## Problem to solve
Write out all lines holding the word "name".
---------- Provided information ----------
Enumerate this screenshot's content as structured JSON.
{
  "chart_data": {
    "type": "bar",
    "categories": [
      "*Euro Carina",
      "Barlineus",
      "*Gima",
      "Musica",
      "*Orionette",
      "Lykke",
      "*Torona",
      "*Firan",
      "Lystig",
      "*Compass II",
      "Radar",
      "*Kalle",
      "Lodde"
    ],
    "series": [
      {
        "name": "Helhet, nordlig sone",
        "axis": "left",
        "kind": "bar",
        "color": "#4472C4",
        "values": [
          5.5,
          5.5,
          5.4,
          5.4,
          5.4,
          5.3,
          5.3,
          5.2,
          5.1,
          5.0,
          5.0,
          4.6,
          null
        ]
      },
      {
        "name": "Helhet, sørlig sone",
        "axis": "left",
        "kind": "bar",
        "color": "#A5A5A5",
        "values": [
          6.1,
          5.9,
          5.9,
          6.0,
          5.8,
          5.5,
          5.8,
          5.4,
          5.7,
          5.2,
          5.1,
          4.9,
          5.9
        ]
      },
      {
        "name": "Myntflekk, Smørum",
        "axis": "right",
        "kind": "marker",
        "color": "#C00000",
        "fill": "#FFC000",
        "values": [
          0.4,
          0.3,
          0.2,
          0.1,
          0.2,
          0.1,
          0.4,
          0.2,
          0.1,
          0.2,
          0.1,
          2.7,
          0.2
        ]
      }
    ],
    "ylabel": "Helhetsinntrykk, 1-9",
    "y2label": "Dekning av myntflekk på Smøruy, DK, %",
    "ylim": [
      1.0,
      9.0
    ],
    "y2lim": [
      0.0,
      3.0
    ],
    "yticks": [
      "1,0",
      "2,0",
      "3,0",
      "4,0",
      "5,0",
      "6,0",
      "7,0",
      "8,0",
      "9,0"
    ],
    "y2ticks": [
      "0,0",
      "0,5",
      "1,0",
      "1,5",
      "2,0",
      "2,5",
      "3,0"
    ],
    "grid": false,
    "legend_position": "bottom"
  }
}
----------
## Problem solution
        "name": "Helhet, nordlig sone",
        "name": "Helhet, sørlig sone",
        "name": "Myntflekk, Smørum",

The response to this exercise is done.